▶ **WRITTEN PROBLEM**: Pick out every line that holds the string "label" and copy it.

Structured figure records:
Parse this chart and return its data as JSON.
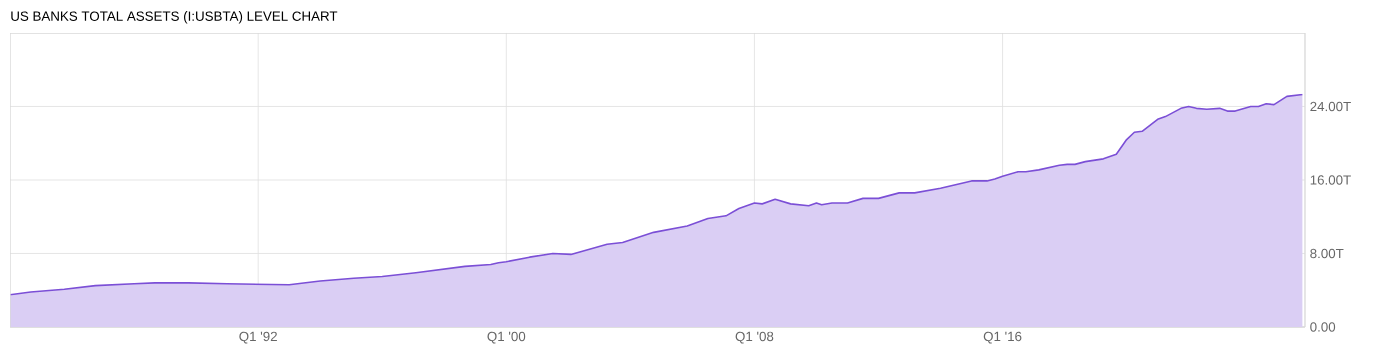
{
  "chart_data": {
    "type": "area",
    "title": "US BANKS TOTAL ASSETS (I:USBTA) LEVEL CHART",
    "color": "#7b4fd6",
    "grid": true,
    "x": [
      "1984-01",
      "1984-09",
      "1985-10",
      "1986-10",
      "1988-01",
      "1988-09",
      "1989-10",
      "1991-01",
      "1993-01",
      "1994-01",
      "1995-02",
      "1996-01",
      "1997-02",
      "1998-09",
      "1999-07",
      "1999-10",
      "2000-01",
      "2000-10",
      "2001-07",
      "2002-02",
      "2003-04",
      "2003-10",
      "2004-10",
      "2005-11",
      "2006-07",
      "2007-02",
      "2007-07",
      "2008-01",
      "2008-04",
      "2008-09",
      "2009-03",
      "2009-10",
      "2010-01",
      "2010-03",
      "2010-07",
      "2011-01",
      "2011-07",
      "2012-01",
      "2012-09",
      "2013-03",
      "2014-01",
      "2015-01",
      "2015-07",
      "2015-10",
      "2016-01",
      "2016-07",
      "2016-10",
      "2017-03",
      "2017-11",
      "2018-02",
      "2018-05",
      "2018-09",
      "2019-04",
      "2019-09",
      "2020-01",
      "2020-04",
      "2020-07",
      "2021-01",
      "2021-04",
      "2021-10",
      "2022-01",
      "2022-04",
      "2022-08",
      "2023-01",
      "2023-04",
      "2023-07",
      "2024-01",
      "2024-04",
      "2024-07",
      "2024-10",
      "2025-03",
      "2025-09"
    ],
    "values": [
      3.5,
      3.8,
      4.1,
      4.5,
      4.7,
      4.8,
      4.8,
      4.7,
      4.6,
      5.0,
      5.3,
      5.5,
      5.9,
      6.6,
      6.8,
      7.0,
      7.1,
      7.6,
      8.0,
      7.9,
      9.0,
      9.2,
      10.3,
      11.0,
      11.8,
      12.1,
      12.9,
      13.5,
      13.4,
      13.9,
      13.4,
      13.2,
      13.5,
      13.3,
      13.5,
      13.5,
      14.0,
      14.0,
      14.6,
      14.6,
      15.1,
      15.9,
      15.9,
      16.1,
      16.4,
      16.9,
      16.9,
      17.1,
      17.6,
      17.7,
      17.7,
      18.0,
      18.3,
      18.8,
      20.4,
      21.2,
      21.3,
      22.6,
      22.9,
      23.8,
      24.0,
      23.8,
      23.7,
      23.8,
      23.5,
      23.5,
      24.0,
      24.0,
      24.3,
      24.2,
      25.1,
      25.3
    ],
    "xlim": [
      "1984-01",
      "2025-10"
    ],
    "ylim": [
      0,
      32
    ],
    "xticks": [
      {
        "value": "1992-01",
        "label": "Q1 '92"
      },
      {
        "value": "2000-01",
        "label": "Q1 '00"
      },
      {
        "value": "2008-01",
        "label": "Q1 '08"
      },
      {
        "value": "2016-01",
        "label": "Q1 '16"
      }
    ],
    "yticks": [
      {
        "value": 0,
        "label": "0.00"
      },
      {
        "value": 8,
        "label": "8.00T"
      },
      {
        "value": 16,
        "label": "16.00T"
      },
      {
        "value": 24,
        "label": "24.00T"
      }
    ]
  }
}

▶ **ANSWER TO THE PROBLEM**:
        "label": "Q1 '92"
        "label": "Q1 '00"
        "label": "Q1 '08"
        "label": "Q1 '16"
        "label": "0.00"
        "label": "8.00T"
        "label": "16.00T"
        "label": "24.00T"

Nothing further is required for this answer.